#### What the task requires
Nothing may be dropped or altered: reproduce all the data.

#### Stored records

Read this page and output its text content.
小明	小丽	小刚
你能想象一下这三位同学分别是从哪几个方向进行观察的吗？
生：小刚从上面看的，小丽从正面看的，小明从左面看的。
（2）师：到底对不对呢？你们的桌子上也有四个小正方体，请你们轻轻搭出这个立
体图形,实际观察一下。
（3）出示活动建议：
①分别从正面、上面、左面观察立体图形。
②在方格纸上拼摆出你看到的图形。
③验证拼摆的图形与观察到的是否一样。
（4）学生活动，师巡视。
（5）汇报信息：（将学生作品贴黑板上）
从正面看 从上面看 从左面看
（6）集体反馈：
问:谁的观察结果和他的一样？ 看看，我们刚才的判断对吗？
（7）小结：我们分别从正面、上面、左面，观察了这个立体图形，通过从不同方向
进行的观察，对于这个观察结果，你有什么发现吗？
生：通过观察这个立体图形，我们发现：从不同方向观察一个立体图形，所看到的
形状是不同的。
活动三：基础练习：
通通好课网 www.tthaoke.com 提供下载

#### Result of this exercise
Read this page and output its text content.
小明	小丽	小刚
你能想象一下这三位同学分别是从哪几个方向进行观察的吗？
生：小刚从上面看的，小丽从正面看的，小明从左面看的。
（2）师：到底对不对呢？你们的桌子上也有四个小正方体，请你们轻轻搭出这个立
体图形,实际观察一下。
（3）出示活动建议：
①分别从正面、上面、左面观察立体图形。
②在方格纸上拼摆出你看到的图形。
③验证拼摆的图形与观察到的是否一样。
（4）学生活动，师巡视。
（5）汇报信息：（将学生作品贴黑板上）
从正面看 从上面看 从左面看
（6）集体反馈：
问:谁的观察结果和他的一样？ 看看，我们刚才的判断对吗？
（7）小结：我们分别从正面、上面、左面，观察了这个立体图形，通过从不同方向
进行的观察，对于这个观察结果，你有什么发现吗？
生：通过观察这个立体图形，我们发现：从不同方向观察一个立体图形，所看到的
形状是不同的。
活动三：基础练习：
通通好课网 www.tthaoke.com 提供下载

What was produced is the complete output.